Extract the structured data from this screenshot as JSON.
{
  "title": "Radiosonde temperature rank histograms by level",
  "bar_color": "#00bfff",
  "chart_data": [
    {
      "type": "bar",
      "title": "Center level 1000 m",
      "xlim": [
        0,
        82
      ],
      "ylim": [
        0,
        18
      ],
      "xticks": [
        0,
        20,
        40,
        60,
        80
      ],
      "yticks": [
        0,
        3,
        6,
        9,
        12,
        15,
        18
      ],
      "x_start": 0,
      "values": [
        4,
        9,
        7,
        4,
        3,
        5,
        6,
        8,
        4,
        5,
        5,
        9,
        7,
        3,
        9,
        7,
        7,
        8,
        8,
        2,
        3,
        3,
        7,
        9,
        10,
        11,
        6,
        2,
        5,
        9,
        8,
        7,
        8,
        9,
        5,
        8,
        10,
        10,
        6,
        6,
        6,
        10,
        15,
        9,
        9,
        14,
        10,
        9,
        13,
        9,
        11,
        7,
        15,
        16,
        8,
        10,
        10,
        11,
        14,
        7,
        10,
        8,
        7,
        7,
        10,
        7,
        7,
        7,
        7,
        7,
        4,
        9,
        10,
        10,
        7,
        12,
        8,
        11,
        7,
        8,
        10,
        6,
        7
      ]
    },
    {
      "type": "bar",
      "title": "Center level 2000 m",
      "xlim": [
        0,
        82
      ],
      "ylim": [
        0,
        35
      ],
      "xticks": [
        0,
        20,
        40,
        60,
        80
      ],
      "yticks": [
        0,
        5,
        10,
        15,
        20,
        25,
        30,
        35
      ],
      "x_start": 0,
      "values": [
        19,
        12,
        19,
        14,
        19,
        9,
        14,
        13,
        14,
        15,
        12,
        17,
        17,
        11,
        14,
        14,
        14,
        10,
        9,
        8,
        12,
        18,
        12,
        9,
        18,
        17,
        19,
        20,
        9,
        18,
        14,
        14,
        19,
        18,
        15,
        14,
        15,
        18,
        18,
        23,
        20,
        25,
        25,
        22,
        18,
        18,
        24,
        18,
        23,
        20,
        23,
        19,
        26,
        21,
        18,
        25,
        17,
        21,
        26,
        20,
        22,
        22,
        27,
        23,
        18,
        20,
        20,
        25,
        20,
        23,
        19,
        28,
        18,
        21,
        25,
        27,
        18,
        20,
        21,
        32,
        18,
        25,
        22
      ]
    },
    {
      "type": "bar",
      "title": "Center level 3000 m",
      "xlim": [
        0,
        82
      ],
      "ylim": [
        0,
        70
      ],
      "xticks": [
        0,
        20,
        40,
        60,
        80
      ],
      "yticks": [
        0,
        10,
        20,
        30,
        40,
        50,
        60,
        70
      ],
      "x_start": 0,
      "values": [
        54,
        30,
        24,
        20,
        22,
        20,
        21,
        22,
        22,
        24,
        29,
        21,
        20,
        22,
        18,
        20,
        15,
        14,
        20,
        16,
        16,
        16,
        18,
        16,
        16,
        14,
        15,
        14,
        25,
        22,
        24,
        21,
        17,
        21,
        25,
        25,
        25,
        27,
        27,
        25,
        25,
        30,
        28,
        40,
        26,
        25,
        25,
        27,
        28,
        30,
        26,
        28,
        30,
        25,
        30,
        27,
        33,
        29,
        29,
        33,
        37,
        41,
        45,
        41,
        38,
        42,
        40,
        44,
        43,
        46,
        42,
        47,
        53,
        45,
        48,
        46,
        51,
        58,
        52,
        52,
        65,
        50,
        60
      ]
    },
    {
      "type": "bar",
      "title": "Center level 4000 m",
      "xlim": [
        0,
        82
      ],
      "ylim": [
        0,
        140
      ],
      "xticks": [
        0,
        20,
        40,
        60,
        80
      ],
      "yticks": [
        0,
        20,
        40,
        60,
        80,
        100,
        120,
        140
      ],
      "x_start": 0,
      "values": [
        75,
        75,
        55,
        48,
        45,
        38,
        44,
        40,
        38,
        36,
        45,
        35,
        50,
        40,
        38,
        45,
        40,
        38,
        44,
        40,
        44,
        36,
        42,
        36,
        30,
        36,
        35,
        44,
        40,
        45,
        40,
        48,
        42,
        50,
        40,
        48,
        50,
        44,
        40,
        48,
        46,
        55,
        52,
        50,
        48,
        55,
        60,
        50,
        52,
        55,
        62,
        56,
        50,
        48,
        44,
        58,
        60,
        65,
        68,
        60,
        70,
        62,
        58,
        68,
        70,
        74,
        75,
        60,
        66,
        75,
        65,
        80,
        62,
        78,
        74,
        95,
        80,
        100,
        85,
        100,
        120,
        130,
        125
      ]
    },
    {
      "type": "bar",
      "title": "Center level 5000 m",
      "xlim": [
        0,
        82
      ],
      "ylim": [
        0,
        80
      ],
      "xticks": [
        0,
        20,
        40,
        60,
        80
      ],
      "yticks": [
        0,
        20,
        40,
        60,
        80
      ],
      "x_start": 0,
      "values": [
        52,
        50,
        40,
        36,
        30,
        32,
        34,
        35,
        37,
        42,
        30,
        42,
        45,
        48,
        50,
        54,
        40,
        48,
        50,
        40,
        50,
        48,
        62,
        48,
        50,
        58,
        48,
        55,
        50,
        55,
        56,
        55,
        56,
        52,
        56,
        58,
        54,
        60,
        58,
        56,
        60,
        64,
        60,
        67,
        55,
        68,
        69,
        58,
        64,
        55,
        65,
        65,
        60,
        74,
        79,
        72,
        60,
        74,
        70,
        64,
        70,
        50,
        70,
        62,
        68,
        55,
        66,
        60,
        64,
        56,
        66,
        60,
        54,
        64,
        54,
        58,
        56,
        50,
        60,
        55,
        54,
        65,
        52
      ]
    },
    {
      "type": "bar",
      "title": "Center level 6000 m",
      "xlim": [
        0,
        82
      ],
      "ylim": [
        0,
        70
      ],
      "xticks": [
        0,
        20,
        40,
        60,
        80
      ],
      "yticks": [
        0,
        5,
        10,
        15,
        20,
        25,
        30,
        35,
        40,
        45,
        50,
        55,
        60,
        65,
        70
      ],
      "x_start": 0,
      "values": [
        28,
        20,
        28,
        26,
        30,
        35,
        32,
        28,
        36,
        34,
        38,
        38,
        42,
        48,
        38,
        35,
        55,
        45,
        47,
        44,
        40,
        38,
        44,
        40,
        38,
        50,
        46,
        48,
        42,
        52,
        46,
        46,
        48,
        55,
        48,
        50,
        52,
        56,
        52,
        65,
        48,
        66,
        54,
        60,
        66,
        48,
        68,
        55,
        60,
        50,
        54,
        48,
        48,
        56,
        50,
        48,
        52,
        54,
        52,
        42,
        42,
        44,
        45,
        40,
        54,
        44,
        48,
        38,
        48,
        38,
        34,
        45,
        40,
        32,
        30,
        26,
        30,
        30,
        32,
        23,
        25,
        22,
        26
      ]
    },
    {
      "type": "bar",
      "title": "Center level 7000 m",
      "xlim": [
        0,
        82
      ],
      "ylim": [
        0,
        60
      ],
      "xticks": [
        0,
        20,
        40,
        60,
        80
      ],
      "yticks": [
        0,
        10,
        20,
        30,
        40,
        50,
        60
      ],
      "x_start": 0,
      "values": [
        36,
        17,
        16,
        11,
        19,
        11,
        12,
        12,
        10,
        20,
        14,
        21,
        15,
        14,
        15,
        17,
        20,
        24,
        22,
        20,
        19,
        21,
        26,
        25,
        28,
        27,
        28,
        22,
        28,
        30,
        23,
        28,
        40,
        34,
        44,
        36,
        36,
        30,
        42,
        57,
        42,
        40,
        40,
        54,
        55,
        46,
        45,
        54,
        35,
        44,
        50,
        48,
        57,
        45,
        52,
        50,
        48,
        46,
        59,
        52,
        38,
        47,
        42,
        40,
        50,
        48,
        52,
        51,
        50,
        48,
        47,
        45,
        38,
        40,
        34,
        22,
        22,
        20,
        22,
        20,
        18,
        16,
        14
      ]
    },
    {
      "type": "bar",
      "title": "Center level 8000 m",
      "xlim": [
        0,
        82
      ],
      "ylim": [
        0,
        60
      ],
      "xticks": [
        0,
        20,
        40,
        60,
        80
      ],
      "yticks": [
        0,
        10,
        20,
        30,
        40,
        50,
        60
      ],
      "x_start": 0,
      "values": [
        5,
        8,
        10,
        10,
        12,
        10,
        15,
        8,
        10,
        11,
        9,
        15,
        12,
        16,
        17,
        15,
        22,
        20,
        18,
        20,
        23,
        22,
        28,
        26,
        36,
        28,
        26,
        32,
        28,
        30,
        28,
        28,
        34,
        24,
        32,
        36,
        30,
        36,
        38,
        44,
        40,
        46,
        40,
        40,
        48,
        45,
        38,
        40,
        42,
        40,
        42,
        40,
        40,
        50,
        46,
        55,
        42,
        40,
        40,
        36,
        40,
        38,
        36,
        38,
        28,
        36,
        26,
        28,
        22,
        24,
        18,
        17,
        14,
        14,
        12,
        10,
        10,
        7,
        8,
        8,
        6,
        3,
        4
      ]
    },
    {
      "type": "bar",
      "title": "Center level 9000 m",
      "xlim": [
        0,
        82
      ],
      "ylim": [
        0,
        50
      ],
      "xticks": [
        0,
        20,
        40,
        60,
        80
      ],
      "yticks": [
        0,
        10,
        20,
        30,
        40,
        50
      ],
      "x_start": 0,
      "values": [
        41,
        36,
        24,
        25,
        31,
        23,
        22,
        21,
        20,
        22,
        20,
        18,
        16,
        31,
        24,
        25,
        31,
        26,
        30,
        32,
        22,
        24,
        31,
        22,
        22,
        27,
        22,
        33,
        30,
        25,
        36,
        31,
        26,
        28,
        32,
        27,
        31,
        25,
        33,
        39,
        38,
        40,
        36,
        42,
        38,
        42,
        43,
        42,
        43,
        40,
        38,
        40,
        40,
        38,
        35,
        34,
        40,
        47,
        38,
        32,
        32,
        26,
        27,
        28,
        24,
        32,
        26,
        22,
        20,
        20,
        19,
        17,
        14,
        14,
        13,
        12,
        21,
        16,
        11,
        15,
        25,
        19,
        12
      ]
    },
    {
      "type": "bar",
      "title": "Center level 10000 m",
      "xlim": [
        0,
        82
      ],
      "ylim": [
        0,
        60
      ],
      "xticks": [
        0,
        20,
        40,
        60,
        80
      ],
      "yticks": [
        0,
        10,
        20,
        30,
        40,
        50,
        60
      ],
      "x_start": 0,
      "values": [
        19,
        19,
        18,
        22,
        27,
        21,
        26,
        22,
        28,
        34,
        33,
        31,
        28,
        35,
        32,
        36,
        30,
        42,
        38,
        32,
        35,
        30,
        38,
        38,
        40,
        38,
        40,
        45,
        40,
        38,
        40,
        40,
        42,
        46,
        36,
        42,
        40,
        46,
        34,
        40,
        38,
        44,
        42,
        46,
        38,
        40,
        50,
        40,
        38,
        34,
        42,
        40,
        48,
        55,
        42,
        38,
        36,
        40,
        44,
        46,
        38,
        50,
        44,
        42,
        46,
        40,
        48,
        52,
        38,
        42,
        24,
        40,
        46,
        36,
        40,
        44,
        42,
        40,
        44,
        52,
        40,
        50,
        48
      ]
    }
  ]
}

+---+

## Exercise brief
Select every line of the material above holding the word "Center" and copy it.

## Written reply
      "title": "Center level 1000 m",
      "title": "Center level 2000 m",
      "title": "Center level 3000 m",
      "title": "Center level 4000 m",
      "title": "Center level 5000 m",
      "title": "Center level 6000 m",
      "title": "Center level 7000 m",
      "title": "Center level 8000 m",
      "title": "Center level 9000 m",
      "title": "Center level 10000 m",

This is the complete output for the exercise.